▶ What is needed: Could you continue the text on Brugada syndrome below from where it stops, leaving the data that follows it aside?

▶ Extract provided:
===

What is happening in the heart
Every heart cell relies on a brief, precisely timed surge of sodium rushing inward to start each heartbeat. In Brugada syndrome, the sodium channels that drive that surge don’t work quite right — most often because of a mutation in a gene called SCN5A. The result is a subtle electrical imbalance in the right ventricle, particularly in a region called the right ventricular outflow tract.
In most patients, that imbalance never causes a problem. But under the right conditions — a high fever, certain medications, very slow heart rates during sleep, sometimes a heavy meal or alcohol — the imbalance can tip into a polymorphic ventricular tachycardia or ventricular fibrillation. That’s the mechanism behind the sudden cardiac arrests we see in Brugada, classically in a previously healthy young or middle-aged adult, often at night.
The classic ECG pattern
We diagnose Brugada largely by the ECG. In the right-sided chest leads (V1 and V2), we look for one of two patterns:
- Type 1 (coved) — a tall J-point elevation followed by a downsloping ST segment and an inverted T wave. This is the only pattern that is diagnostic on its own.
- Type 2 (saddleback) — a similar elevation but with a saddle-shaped ST segment. Suggestive but not diagnostic by itself; we look at the broader picture.

===

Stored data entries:
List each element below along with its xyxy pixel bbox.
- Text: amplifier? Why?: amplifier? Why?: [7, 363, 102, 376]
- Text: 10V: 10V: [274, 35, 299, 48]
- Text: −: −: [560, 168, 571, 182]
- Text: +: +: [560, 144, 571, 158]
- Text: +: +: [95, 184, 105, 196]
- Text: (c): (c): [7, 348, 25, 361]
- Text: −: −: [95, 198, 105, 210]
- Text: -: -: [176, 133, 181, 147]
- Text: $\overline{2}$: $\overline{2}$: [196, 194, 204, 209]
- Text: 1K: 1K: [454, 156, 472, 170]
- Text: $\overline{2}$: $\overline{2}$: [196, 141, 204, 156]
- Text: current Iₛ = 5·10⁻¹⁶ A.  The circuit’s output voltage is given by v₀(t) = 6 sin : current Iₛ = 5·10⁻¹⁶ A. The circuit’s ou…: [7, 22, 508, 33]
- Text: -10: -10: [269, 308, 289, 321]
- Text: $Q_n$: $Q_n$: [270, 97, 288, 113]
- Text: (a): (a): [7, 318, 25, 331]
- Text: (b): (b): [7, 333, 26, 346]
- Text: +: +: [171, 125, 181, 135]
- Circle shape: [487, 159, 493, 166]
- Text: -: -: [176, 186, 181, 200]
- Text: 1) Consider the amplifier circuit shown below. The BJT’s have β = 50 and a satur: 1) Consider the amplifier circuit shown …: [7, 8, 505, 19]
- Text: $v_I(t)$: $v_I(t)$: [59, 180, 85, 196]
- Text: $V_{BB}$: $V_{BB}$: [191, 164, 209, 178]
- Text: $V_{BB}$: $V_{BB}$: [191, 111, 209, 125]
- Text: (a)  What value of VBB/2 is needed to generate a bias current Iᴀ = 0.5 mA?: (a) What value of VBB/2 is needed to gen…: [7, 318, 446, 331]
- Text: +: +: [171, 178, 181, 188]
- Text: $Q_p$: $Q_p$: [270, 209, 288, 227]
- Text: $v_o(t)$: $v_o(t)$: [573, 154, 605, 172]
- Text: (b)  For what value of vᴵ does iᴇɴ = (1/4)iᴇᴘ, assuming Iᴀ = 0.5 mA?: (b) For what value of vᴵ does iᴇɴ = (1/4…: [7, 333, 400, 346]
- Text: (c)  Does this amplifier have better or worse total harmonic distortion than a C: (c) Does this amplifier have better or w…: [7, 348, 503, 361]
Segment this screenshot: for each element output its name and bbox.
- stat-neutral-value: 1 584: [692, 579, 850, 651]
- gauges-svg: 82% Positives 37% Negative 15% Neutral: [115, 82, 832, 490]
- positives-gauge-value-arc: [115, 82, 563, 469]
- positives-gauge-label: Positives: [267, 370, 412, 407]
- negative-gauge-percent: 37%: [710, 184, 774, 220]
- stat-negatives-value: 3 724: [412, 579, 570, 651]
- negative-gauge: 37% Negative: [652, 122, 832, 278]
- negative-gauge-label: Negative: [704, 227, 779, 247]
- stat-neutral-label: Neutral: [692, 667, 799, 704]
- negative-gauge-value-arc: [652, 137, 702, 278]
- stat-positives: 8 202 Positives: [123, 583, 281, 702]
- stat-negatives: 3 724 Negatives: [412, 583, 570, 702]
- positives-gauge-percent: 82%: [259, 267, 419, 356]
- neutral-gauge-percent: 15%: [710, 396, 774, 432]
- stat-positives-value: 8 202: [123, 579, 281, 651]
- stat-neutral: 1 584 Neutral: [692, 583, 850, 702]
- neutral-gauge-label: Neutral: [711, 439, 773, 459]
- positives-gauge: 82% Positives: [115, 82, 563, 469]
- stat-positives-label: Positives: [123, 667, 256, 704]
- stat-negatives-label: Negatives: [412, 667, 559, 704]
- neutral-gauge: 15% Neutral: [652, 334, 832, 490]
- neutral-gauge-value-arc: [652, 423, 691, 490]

===

▶ Output of the exercise:
The pattern can come and go. Sometimes we move the chest leads up one or two rib spaces (called “high leads”) to bring it out. In selected cases we use a provocation test with a sodium-channel blocking medication (procainamide, flecainide, or ajmaline) to unmask the pattern when the suspicion is high but the resting ECG is borderline.
Why it matters
The risk in any individual patient varies widely. Most people with a Brugada pattern on their ECG live a full life and never have an event. A smaller subset — particularly those who have already had unexplained syncope, a documented arrhythmia, or a family history of sudden death — face meaningful annual risk. Our job is to identify who falls in that high-risk group and protect them.
How we diagnose and risk-stratify
The workup includes:
- 12-lead ECG, often with high leads and repeated on different days
- Detailed personal history focused on fainting episodes, nighttime symptoms, agonal breathing, seizures, and any cardiac arrest events
- Family history — especially sudden death under age 45, unexplained drownings or accidents, and known Brugada in relatives
- Echocardiogram and sometimes cardiac MRI to confirm there is no structural disease (Brugada is purely electrical)
- Genetic testing when the diagnosis is confirmed, both to characterize the patient and to screen relatives
- Drug-provocation test in selected cases
- Electrophysiology study in borderline cases — its role is debated but it can help in some patients
We use the overall picture — symptoms, ECG, family history, sometimes genetic and EP findings — to decide who needs aggressive protection.
How we treat it
The cornerstone: avoid triggers
For every patient with a Brugada pattern, regardless of risk, we counsel on triggers:
- Treat fever aggressively. Any temperature above 38.5°C / 101°F should be treated promptly with acetaminophen (paracetamol). Severe or persistent fevers warrant evaluation.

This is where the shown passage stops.